Exercise inputs Start Marker

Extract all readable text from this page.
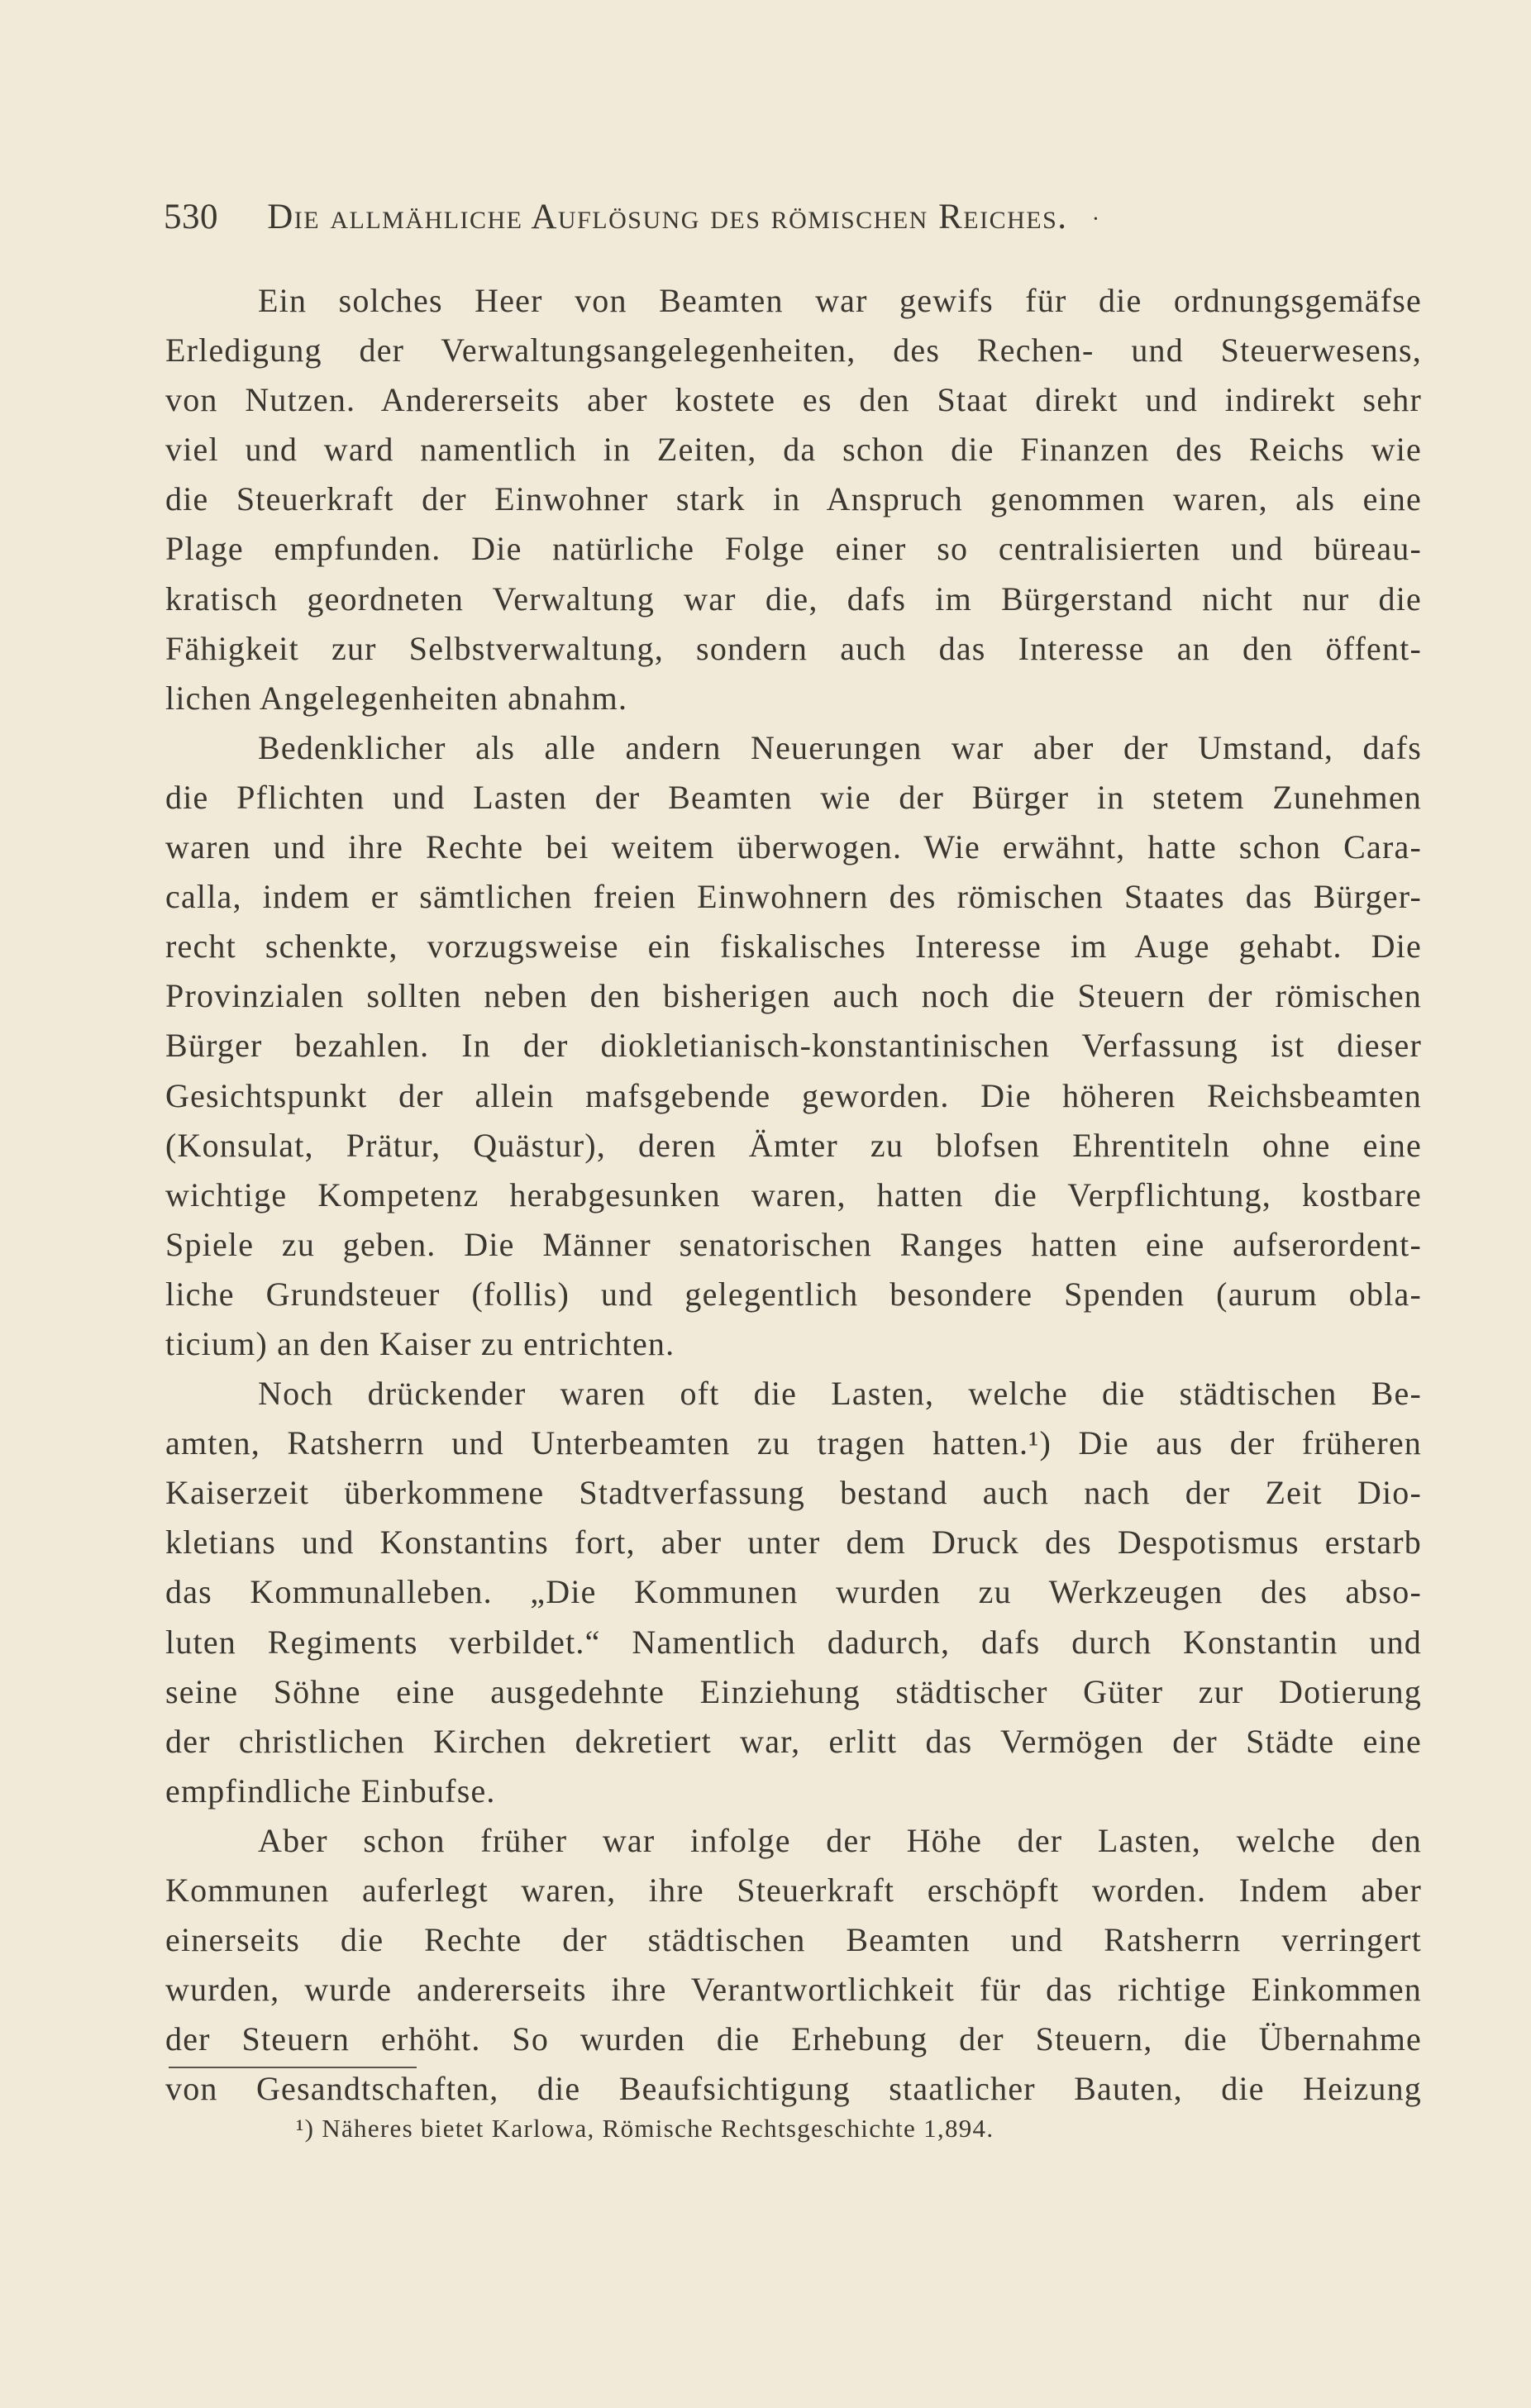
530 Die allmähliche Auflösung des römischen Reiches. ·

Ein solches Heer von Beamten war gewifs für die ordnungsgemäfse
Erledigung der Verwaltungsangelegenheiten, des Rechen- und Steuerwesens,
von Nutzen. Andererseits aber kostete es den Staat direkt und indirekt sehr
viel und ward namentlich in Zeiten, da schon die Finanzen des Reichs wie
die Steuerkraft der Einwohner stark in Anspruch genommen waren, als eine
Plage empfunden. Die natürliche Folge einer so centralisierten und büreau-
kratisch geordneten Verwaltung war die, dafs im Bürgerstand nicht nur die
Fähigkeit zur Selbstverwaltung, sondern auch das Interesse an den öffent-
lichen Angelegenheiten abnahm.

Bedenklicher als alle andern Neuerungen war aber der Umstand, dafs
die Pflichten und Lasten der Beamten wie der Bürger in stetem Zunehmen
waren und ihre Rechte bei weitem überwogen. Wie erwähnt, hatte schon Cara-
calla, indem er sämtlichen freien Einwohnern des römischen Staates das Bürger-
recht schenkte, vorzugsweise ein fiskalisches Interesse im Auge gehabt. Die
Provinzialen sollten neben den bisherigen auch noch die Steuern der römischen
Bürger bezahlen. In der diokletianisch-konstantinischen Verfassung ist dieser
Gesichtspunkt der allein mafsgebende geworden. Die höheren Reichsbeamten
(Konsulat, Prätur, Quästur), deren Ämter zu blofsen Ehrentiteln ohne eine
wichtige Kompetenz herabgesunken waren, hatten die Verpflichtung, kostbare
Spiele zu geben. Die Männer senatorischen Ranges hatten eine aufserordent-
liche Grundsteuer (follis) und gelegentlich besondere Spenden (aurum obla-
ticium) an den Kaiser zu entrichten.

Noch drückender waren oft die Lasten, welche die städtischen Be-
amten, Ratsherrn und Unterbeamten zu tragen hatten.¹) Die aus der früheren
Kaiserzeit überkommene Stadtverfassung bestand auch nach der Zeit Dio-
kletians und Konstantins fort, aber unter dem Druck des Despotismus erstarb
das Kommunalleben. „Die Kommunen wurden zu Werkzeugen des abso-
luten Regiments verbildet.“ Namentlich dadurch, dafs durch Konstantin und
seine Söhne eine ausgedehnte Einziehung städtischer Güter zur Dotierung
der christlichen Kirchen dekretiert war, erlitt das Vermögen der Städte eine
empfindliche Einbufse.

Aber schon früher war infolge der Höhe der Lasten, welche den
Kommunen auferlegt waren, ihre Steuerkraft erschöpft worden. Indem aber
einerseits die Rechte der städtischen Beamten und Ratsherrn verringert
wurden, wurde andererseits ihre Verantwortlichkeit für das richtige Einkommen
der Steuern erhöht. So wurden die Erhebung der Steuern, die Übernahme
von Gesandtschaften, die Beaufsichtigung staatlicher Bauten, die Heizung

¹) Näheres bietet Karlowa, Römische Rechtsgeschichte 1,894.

Exercise inputs End Marker

Task statement: Copy the entries character for character, excluding any pictures.

Exercise response:
Extract all readable text from this page.
530 Die allmähliche Auflösung des römischen Reiches. ·

Ein solches Heer von Beamten war gewifs für die ordnungsgemäfse
Erledigung der Verwaltungsangelegenheiten, des Rechen- und Steuerwesens,
von Nutzen. Andererseits aber kostete es den Staat direkt und indirekt sehr
viel und ward namentlich in Zeiten, da schon die Finanzen des Reichs wie
die Steuerkraft der Einwohner stark in Anspruch genommen waren, als eine
Plage empfunden. Die natürliche Folge einer so centralisierten und büreau-
kratisch geordneten Verwaltung war die, dafs im Bürgerstand nicht nur die
Fähigkeit zur Selbstverwaltung, sondern auch das Interesse an den öffent-
lichen Angelegenheiten abnahm.

Bedenklicher als alle andern Neuerungen war aber der Umstand, dafs
die Pflichten und Lasten der Beamten wie der Bürger in stetem Zunehmen
waren und ihre Rechte bei weitem überwogen. Wie erwähnt, hatte schon Cara-
calla, indem er sämtlichen freien Einwohnern des römischen Staates das Bürger-
recht schenkte, vorzugsweise ein fiskalisches Interesse im Auge gehabt. Die
Provinzialen sollten neben den bisherigen auch noch die Steuern der römischen
Bürger bezahlen. In der diokletianisch-konstantinischen Verfassung ist dieser
Gesichtspunkt der allein mafsgebende geworden. Die höheren Reichsbeamten
(Konsulat, Prätur, Quästur), deren Ämter zu blofsen Ehrentiteln ohne eine
wichtige Kompetenz herabgesunken waren, hatten die Verpflichtung, kostbare
Spiele zu geben. Die Männer senatorischen Ranges hatten eine aufserordent-
liche Grundsteuer (follis) und gelegentlich besondere Spenden (aurum obla-
ticium) an den Kaiser zu entrichten.

Noch drückender waren oft die Lasten, welche die städtischen Be-
amten, Ratsherrn und Unterbeamten zu tragen hatten.¹) Die aus der früheren
Kaiserzeit überkommene Stadtverfassung bestand auch nach der Zeit Dio-
kletians und Konstantins fort, aber unter dem Druck des Despotismus erstarb
das Kommunalleben. „Die Kommunen wurden zu Werkzeugen des abso-
luten Regiments verbildet.“ Namentlich dadurch, dafs durch Konstantin und
seine Söhne eine ausgedehnte Einziehung städtischer Güter zur Dotierung
der christlichen Kirchen dekretiert war, erlitt das Vermögen der Städte eine
empfindliche Einbufse.

Aber schon früher war infolge der Höhe der Lasten, welche den
Kommunen auferlegt waren, ihre Steuerkraft erschöpft worden. Indem aber
einerseits die Rechte der städtischen Beamten und Ratsherrn verringert
wurden, wurde andererseits ihre Verantwortlichkeit für das richtige Einkommen
der Steuern erhöht. So wurden die Erhebung der Steuern, die Übernahme
von Gesandtschaften, die Beaufsichtigung staatlicher Bauten, die Heizung

¹) Näheres bietet Karlowa, Römische Rechtsgeschichte 1,894.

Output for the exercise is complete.